Supplied data:
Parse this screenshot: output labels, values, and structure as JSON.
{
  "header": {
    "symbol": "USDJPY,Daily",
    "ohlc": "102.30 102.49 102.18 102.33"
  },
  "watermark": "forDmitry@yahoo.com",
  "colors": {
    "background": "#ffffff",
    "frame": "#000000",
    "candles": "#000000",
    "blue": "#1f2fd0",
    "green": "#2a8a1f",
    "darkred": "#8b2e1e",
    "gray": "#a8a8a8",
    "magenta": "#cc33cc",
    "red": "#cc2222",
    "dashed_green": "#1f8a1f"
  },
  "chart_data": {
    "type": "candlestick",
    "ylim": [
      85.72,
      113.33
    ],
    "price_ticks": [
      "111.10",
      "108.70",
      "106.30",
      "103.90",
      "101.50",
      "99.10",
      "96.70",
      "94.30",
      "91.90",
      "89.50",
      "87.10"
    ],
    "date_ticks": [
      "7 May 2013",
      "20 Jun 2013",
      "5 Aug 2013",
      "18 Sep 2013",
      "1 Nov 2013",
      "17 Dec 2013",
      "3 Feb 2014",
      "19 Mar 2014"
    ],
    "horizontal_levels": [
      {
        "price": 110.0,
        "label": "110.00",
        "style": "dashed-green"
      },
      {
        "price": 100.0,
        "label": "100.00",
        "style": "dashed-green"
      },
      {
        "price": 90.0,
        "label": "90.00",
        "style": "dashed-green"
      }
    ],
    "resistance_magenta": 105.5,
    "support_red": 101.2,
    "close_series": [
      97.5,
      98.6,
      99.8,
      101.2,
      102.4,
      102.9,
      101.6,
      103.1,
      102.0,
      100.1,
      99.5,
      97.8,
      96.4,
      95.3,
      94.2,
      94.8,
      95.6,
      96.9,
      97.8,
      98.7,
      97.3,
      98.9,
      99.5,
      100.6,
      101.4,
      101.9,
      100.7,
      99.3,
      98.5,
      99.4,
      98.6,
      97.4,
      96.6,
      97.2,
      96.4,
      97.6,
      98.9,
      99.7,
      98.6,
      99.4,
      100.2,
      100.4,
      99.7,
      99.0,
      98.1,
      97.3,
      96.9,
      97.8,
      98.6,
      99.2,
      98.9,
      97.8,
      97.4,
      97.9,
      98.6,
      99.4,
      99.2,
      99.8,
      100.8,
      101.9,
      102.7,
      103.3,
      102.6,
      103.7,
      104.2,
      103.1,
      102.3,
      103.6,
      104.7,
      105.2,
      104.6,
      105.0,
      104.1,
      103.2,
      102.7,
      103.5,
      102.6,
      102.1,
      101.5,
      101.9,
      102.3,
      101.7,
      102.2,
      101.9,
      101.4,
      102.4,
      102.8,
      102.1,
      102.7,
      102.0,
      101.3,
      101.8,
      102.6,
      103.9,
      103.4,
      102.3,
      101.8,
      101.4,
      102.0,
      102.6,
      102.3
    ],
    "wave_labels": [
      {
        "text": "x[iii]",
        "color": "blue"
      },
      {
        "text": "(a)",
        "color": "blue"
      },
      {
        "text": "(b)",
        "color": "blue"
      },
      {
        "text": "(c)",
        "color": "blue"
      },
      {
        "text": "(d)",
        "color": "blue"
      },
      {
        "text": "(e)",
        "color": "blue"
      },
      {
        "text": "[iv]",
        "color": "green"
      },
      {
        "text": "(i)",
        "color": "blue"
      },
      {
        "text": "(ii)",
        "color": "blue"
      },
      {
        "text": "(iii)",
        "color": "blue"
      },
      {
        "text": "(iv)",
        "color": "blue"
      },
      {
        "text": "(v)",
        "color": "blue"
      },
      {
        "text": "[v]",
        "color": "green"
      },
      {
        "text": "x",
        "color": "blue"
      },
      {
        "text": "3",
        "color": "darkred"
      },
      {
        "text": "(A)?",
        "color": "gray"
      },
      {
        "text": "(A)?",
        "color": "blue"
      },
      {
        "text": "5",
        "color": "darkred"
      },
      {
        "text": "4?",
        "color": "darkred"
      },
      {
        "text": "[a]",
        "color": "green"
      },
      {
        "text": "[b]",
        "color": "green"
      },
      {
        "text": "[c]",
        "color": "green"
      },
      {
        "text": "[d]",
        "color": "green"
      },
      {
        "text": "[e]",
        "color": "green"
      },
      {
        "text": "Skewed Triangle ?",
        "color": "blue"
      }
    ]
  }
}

What you should do: The whole listing above needs to be written out again exactly.

Complete response:
Parse this screenshot: output labels, values, and structure as JSON.
{
  "header": {
    "symbol": "USDJPY,Daily",
    "ohlc": "102.30 102.49 102.18 102.33"
  },
  "watermark": "forDmitry@yahoo.com",
  "colors": {
    "background": "#ffffff",
    "frame": "#000000",
    "candles": "#000000",
    "blue": "#1f2fd0",
    "green": "#2a8a1f",
    "darkred": "#8b2e1e",
    "gray": "#a8a8a8",
    "magenta": "#cc33cc",
    "red": "#cc2222",
    "dashed_green": "#1f8a1f"
  },
  "chart_data": {
    "type": "candlestick",
    "ylim": [
      85.72,
      113.33
    ],
    "price_ticks": [
      "111.10",
      "108.70",
      "106.30",
      "103.90",
      "101.50",
      "99.10",
      "96.70",
      "94.30",
      "91.90",
      "89.50",
      "87.10"
    ],
    "date_ticks": [
      "7 May 2013",
      "20 Jun 2013",
      "5 Aug 2013",
      "18 Sep 2013",
      "1 Nov 2013",
      "17 Dec 2013",
      "3 Feb 2014",
      "19 Mar 2014"
    ],
    "horizontal_levels": [
      {
        "price": 110.0,
        "label": "110.00",
        "style": "dashed-green"
      },
      {
        "price": 100.0,
        "label": "100.00",
        "style": "dashed-green"
      },
      {
        "price": 90.0,
        "label": "90.00",
        "style": "dashed-green"
      }
    ],
    "resistance_magenta": 105.5,
    "support_red": 101.2,
    "close_series": [
      97.5,
      98.6,
      99.8,
      101.2,
      102.4,
      102.9,
      101.6,
      103.1,
      102.0,
      100.1,
      99.5,
      97.8,
      96.4,
      95.3,
      94.2,
      94.8,
      95.6,
      96.9,
      97.8,
      98.7,
      97.3,
      98.9,
      99.5,
      100.6,
      101.4,
      101.9,
      100.7,
      99.3,
      98.5,
      99.4,
      98.6,
      97.4,
      96.6,
      97.2,
      96.4,
      97.6,
      98.9,
      99.7,
      98.6,
      99.4,
      100.2,
      100.4,
      99.7,
      99.0,
      98.1,
      97.3,
      96.9,
      97.8,
      98.6,
      99.2,
      98.9,
      97.8,
      97.4,
      97.9,
      98.6,
      99.4,
      99.2,
      99.8,
      100.8,
      101.9,
      102.7,
      103.3,
      102.6,
      103.7,
      104.2,
      103.1,
      102.3,
      103.6,
      104.7,
      105.2,
      104.6,
      105.0,
      104.1,
      103.2,
      102.7,
      103.5,
      102.6,
      102.1,
      101.5,
      101.9,
      102.3,
      101.7,
      102.2,
      101.9,
      101.4,
      102.4,
      102.8,
      102.1,
      102.7,
      102.0,
      101.3,
      101.8,
      102.6,
      103.9,
      103.4,
      102.3,
      101.8,
      101.4,
      102.0,
      102.6,
      102.3
    ],
    "wave_labels": [
      {
        "text": "x[iii]",
        "color": "blue"
      },
      {
        "text": "(a)",
        "color": "blue"
      },
      {
        "text": "(b)",
        "color": "blue"
      },
      {
        "text": "(c)",
        "color": "blue"
      },
      {
        "text": "(d)",
        "color": "blue"
      },
      {
        "text": "(e)",
        "color": "blue"
      },
      {
        "text": "[iv]",
        "color": "green"
      },
      {
        "text": "(i)",
        "color": "blue"
      },
      {
        "text": "(ii)",
        "color": "blue"
      },
      {
        "text": "(iii)",
        "color": "blue"
      },
      {
        "text": "(iv)",
        "color": "blue"
      },
      {
        "text": "(v)",
        "color": "blue"
      },
      {
        "text": "[v]",
        "color": "green"
      },
      {
        "text": "x",
        "color": "blue"
      },
      {
        "text": "3",
        "color": "darkred"
      },
      {
        "text": "(A)?",
        "color": "gray"
      },
      {
        "text": "(A)?",
        "color": "blue"
      },
      {
        "text": "5",
        "color": "darkred"
      },
      {
        "text": "4?",
        "color": "darkred"
      },
      {
        "text": "[a]",
        "color": "green"
      },
      {
        "text": "[b]",
        "color": "green"
      },
      {
        "text": "[c]",
        "color": "green"
      },
      {
        "text": "[d]",
        "color": "green"
      },
      {
        "text": "[e]",
        "color": "green"
      },
      {
        "text": "Skewed Triangle ?",
        "color": "blue"
      }
    ]
  }
}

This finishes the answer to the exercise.